**Written instruction**
Extract the lines that hold the string "SRMTID".

(Records from a data source)
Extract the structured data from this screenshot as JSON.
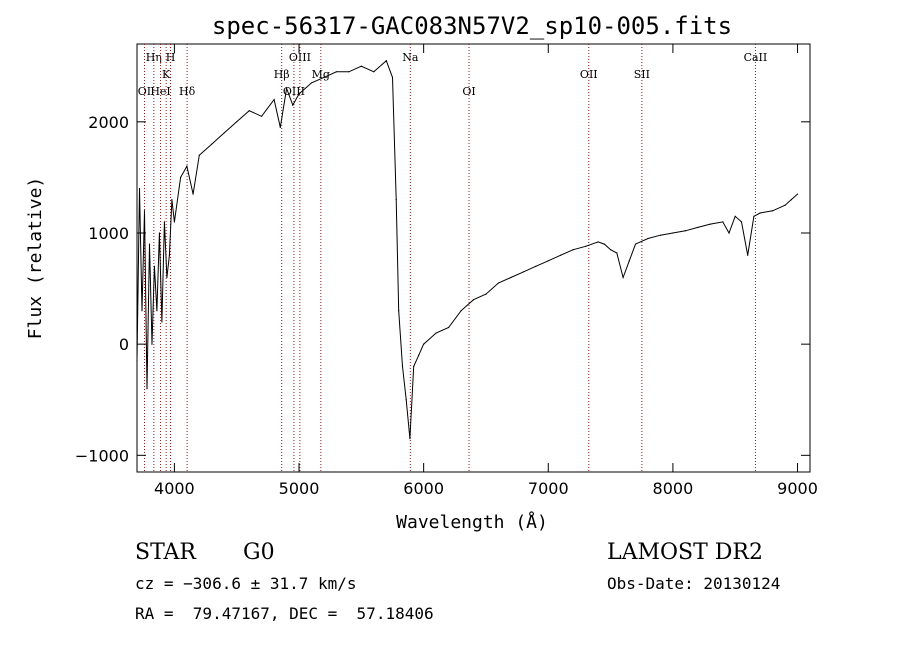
{
  "chart_data": {
    "type": "line",
    "title": "spec-56317-GAC083N57V2_sp10-005.fits",
    "xlabel": "Wavelength (Å)",
    "ylabel": "Flux (relative)",
    "xlim": [
      3700,
      9100
    ],
    "ylim": [
      -1150,
      2700
    ],
    "xticks": [
      4000,
      5000,
      6000,
      7000,
      8000,
      9000
    ],
    "yticks": [
      -1000,
      0,
      1000,
      2000
    ],
    "grid": false,
    "line_color": "#000000",
    "marker_color": "#8b1a1a",
    "series": [
      {
        "values_description_free": true,
        "x": [
          3700,
          3720,
          3740,
          3760,
          3780,
          3800,
          3820,
          3840,
          3860,
          3880,
          3900,
          3920,
          3940,
          3960,
          3980,
          4000,
          4050,
          4100,
          4150,
          4200,
          4300,
          4400,
          4500,
          4600,
          4700,
          4800,
          4850,
          4900,
          4950,
          5000,
          5100,
          5200,
          5300,
          5400,
          5500,
          5600,
          5700,
          5750,
          5780,
          5800,
          5830,
          5860,
          5890,
          5920,
          5960,
          6000,
          6100,
          6200,
          6300,
          6400,
          6500,
          6600,
          6700,
          6800,
          6900,
          7000,
          7100,
          7200,
          7300,
          7400,
          7450,
          7500,
          7550,
          7600,
          7650,
          7700,
          7800,
          7900,
          8000,
          8100,
          8200,
          8300,
          8400,
          8450,
          8500,
          8550,
          8600,
          8650,
          8700,
          8800,
          8900,
          8950,
          9000
        ],
        "y": [
          -150,
          1400,
          300,
          1200,
          -400,
          900,
          0,
          700,
          300,
          1000,
          200,
          1100,
          600,
          800,
          1300,
          1100,
          1500,
          1600,
          1350,
          1700,
          1800,
          1900,
          2000,
          2100,
          2050,
          2200,
          1950,
          2300,
          2150,
          2250,
          2350,
          2400,
          2450,
          2450,
          2500,
          2450,
          2550,
          2400,
          1300,
          300,
          -200,
          -500,
          -850,
          -200,
          -100,
          0,
          100,
          150,
          300,
          400,
          450,
          550,
          600,
          650,
          700,
          750,
          800,
          850,
          880,
          920,
          900,
          850,
          820,
          600,
          750,
          900,
          950,
          980,
          1000,
          1020,
          1050,
          1080,
          1100,
          1000,
          1150,
          1100,
          800,
          1150,
          1180,
          1200,
          1250,
          1300,
          1350
        ]
      }
    ],
    "line_markers": [
      {
        "label": "OI",
        "x": 3760,
        "row": 3
      },
      {
        "label": "Hη",
        "x": 3835,
        "row": 1
      },
      {
        "label": "HeI",
        "x": 3889,
        "row": 3
      },
      {
        "label": "K",
        "x": 3934,
        "row": 2
      },
      {
        "label": "H",
        "x": 3969,
        "row": 1
      },
      {
        "label": "Hδ",
        "x": 4102,
        "row": 3
      },
      {
        "label": "Hβ",
        "x": 4861,
        "row": 2
      },
      {
        "label": "OIII",
        "x": 4959,
        "row": 3
      },
      {
        "label": "OIII",
        "x": 5007,
        "row": 1
      },
      {
        "label": "Mg",
        "x": 5175,
        "row": 2
      },
      {
        "label": "Na",
        "x": 5893,
        "row": 1
      },
      {
        "label": "OI",
        "x": 6364,
        "row": 3
      },
      {
        "label": "OII",
        "x": 7325,
        "row": 2
      },
      {
        "label": "SII",
        "x": 7751,
        "row": 2
      },
      {
        "label": "CaII",
        "x": 8662,
        "row": 1
      }
    ]
  },
  "info": {
    "object_type": "STAR",
    "subclass": "G0",
    "survey": "LAMOST DR2",
    "redshift": "cz = −306.6 ± 31.7 km/s",
    "obs_date": "Obs-Date: 20130124",
    "coords": "RA =  79.47167, DEC =  57.18406"
  }
}
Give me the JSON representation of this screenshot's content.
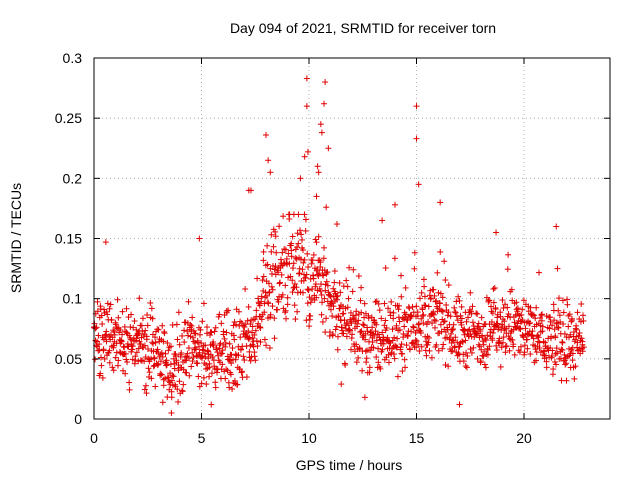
{
  "chart_data": {
    "type": "scatter",
    "title": "Day 094 of 2021, SRMTID for receiver torn",
    "xlabel": "GPS time / hours",
    "ylabel": "SRMTID / TECUs",
    "xlim": [
      0,
      24
    ],
    "ylim": [
      0,
      0.3
    ],
    "xticks": [
      0,
      5,
      10,
      15,
      20
    ],
    "xtick_labels": [
      "0",
      "5",
      "10",
      "15",
      "20"
    ],
    "yticks": [
      0,
      0.05,
      0.1,
      0.15,
      0.2,
      0.25,
      0.3
    ],
    "ytick_labels": [
      "0",
      "0.05",
      "0.1",
      "0.15",
      "0.2",
      "0.25",
      "0.3"
    ],
    "grid": true,
    "marker": "+",
    "color": "#e00000",
    "x_range": [
      0,
      22.8
    ],
    "trend": [
      [
        0.0,
        0.07
      ],
      [
        1.0,
        0.065
      ],
      [
        2.0,
        0.06
      ],
      [
        3.0,
        0.058
      ],
      [
        3.6,
        0.04
      ],
      [
        4.5,
        0.065
      ],
      [
        5.5,
        0.05
      ],
      [
        6.5,
        0.055
      ],
      [
        7.5,
        0.07
      ],
      [
        8.0,
        0.11
      ],
      [
        8.5,
        0.12
      ],
      [
        9.0,
        0.125
      ],
      [
        9.5,
        0.135
      ],
      [
        10.0,
        0.12
      ],
      [
        10.5,
        0.115
      ],
      [
        11.0,
        0.09
      ],
      [
        12.0,
        0.075
      ],
      [
        13.0,
        0.065
      ],
      [
        14.0,
        0.07
      ],
      [
        15.0,
        0.08
      ],
      [
        16.0,
        0.085
      ],
      [
        17.0,
        0.07
      ],
      [
        18.0,
        0.07
      ],
      [
        19.0,
        0.08
      ],
      [
        20.0,
        0.075
      ],
      [
        21.0,
        0.065
      ],
      [
        22.0,
        0.065
      ],
      [
        22.8,
        0.06
      ]
    ],
    "highlights": [
      [
        9.9,
        0.283
      ],
      [
        10.75,
        0.28
      ],
      [
        9.9,
        0.26
      ],
      [
        10.7,
        0.262
      ],
      [
        15.0,
        0.26
      ],
      [
        15.0,
        0.233
      ],
      [
        10.55,
        0.245
      ],
      [
        8.0,
        0.236
      ],
      [
        10.6,
        0.238
      ],
      [
        9.95,
        0.222
      ],
      [
        10.9,
        0.225
      ],
      [
        9.8,
        0.218
      ],
      [
        8.1,
        0.215
      ],
      [
        10.4,
        0.21
      ],
      [
        10.45,
        0.205
      ],
      [
        8.2,
        0.205
      ],
      [
        9.6,
        0.2
      ],
      [
        15.1,
        0.195
      ],
      [
        7.2,
        0.19
      ],
      [
        7.3,
        0.19
      ],
      [
        10.35,
        0.185
      ],
      [
        16.1,
        0.18
      ],
      [
        14.0,
        0.178
      ],
      [
        10.8,
        0.176
      ],
      [
        13.4,
        0.165
      ],
      [
        11.3,
        0.162
      ],
      [
        21.5,
        0.16
      ],
      [
        0.55,
        0.147
      ],
      [
        4.9,
        0.15
      ],
      [
        18.7,
        0.155
      ],
      [
        3.6,
        0.005
      ],
      [
        17.0,
        0.012
      ],
      [
        11.5,
        0.029
      ],
      [
        12.6,
        0.018
      ]
    ]
  }
}
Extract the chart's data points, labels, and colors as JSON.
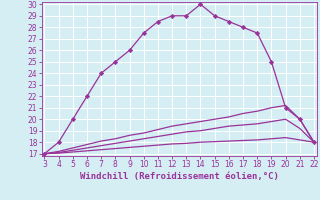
{
  "xlabel": "Windchill (Refroidissement éolien,°C)",
  "x_values": [
    3,
    4,
    5,
    6,
    7,
    8,
    9,
    10,
    11,
    12,
    13,
    14,
    15,
    16,
    17,
    18,
    19,
    20,
    21,
    22
  ],
  "line1_y": [
    17.0,
    18.0,
    20.0,
    22.0,
    24.0,
    25.0,
    26.0,
    27.5,
    28.5,
    29.0,
    29.0,
    30.0,
    29.0,
    28.5,
    28.0,
    27.5,
    25.0,
    21.0,
    20.0,
    18.0
  ],
  "line2_y": [
    17.0,
    17.2,
    17.5,
    17.8,
    18.1,
    18.3,
    18.6,
    18.8,
    19.1,
    19.4,
    19.6,
    19.8,
    20.0,
    20.2,
    20.5,
    20.7,
    21.0,
    21.2,
    20.0,
    18.0
  ],
  "line3_y": [
    17.0,
    17.1,
    17.3,
    17.5,
    17.7,
    17.9,
    18.1,
    18.3,
    18.5,
    18.7,
    18.9,
    19.0,
    19.2,
    19.4,
    19.5,
    19.6,
    19.8,
    20.0,
    19.2,
    18.0
  ],
  "line4_y": [
    17.0,
    17.05,
    17.15,
    17.25,
    17.35,
    17.45,
    17.55,
    17.65,
    17.75,
    17.85,
    17.9,
    18.0,
    18.05,
    18.1,
    18.15,
    18.2,
    18.3,
    18.4,
    18.2,
    18.0
  ],
  "line_color": "#993399",
  "bg_color": "#d4eef4",
  "grid_color": "#ffffff",
  "ylim": [
    17,
    30
  ],
  "xlim": [
    3,
    22
  ],
  "yticks": [
    17,
    18,
    19,
    20,
    21,
    22,
    23,
    24,
    25,
    26,
    27,
    28,
    29,
    30
  ],
  "xticks": [
    3,
    4,
    5,
    6,
    7,
    8,
    9,
    10,
    11,
    12,
    13,
    14,
    15,
    16,
    17,
    18,
    19,
    20,
    21,
    22
  ],
  "marker": "D",
  "markersize": 2.2,
  "linewidth": 0.9,
  "xlabel_fontsize": 6.5,
  "tick_fontsize": 5.5
}
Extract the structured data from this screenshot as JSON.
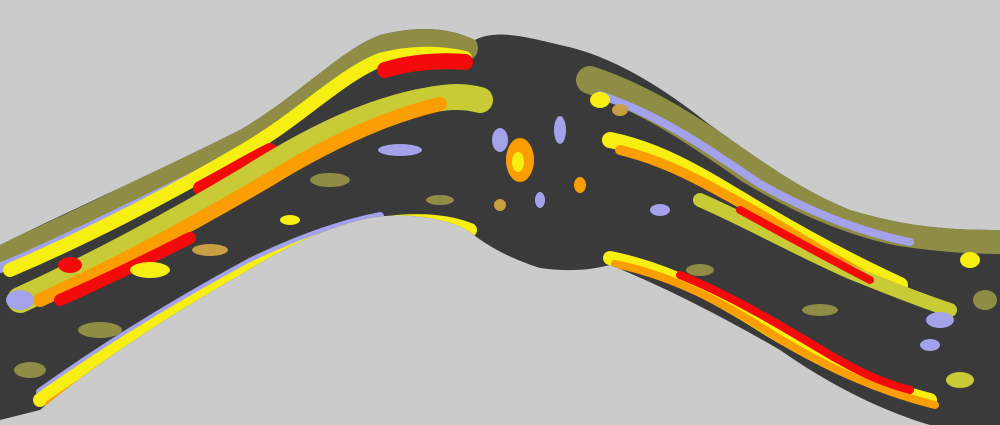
{
  "image": {
    "kind": "false-color cross-sectional scan of an arched layered band",
    "colors": {
      "background": "#cbcbcb",
      "tissue_dark": "#3a3a3a",
      "olive": "#8e8c45",
      "yellow_green": "#c8cb36",
      "lavender": "#a3a2ea",
      "yellow": "#f8ef12",
      "orange": "#fb9e03",
      "red": "#f40a0a",
      "tan": "#c79f42"
    }
  }
}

**Exercise solution**
    "title": "Day 094 of 2021, SRMTID for receiver torn",
    "ylabel": "SRMTID / TECUs",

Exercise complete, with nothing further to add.